## Start RECORDS FOR THE EXERCISE

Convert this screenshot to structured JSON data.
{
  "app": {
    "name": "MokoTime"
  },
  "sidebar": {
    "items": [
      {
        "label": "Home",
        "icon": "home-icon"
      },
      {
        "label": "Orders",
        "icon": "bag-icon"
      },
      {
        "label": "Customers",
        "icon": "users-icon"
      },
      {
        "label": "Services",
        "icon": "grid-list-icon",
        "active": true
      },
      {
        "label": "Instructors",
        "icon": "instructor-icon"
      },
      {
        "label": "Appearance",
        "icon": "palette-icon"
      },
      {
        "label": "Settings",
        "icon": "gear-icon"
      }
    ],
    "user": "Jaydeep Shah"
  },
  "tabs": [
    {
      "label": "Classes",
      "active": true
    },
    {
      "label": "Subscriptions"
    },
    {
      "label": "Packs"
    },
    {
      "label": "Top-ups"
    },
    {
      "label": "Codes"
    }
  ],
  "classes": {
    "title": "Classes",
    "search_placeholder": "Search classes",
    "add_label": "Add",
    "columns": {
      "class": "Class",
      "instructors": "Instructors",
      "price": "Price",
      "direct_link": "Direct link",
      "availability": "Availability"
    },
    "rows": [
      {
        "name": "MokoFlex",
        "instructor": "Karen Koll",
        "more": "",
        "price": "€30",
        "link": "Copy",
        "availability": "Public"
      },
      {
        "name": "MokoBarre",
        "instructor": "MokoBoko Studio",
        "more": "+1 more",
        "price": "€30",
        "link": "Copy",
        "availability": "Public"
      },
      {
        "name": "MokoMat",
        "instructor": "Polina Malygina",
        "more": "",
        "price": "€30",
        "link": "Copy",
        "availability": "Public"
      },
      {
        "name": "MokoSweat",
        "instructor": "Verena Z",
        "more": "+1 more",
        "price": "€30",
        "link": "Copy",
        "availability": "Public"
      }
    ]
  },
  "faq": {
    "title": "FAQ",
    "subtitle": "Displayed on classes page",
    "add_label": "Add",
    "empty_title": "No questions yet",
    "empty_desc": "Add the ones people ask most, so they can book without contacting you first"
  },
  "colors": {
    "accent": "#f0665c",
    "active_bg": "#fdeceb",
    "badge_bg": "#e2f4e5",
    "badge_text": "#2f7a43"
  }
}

## End RECORDS FOR THE EXERCISE

WHAT YOU SHOULD DO:
Every entry must be retyped in full, exactly as given.

THE SOLUTION:
Convert this screenshot to structured JSON data.
{
  "app": {
    "name": "MokoTime"
  },
  "sidebar": {
    "items": [
      {
        "label": "Home",
        "icon": "home-icon"
      },
      {
        "label": "Orders",
        "icon": "bag-icon"
      },
      {
        "label": "Customers",
        "icon": "users-icon"
      },
      {
        "label": "Services",
        "icon": "grid-list-icon",
        "active": true
      },
      {
        "label": "Instructors",
        "icon": "instructor-icon"
      },
      {
        "label": "Appearance",
        "icon": "palette-icon"
      },
      {
        "label": "Settings",
        "icon": "gear-icon"
      }
    ],
    "user": "Jaydeep Shah"
  },
  "tabs": [
    {
      "label": "Classes",
      "active": true
    },
    {
      "label": "Subscriptions"
    },
    {
      "label": "Packs"
    },
    {
      "label": "Top-ups"
    },
    {
      "label": "Codes"
    }
  ],
  "classes": {
    "title": "Classes",
    "search_placeholder": "Search classes",
    "add_label": "Add",
    "columns": {
      "class": "Class",
      "instructors": "Instructors",
      "price": "Price",
      "direct_link": "Direct link",
      "availability": "Availability"
    },
    "rows": [
      {
        "name": "MokoFlex",
        "instructor": "Karen Koll",
        "more": "",
        "price": "€30",
        "link": "Copy",
        "availability": "Public"
      },
      {
        "name": "MokoBarre",
        "instructor": "MokoBoko Studio",
        "more": "+1 more",
        "price": "€30",
        "link": "Copy",
        "availability": "Public"
      },
      {
        "name": "MokoMat",
        "instructor": "Polina Malygina",
        "more": "",
        "price": "€30",
        "link": "Copy",
        "availability": "Public"
      },
      {
        "name": "MokoSweat",
        "instructor": "Verena Z",
        "more": "+1 more",
        "price": "€30",
        "link": "Copy",
        "availability": "Public"
      }
    ]
  },
  "faq": {
    "title": "FAQ",
    "subtitle": "Displayed on classes page",
    "add_label": "Add",
    "empty_title": "No questions yet",
    "empty_desc": "Add the ones people ask most, so they can book without contacting you first"
  },
  "colors": {
    "accent": "#f0665c",
    "active_bg": "#fdeceb",
    "badge_bg": "#e2f4e5",
    "badge_text": "#2f7a43"
  }
}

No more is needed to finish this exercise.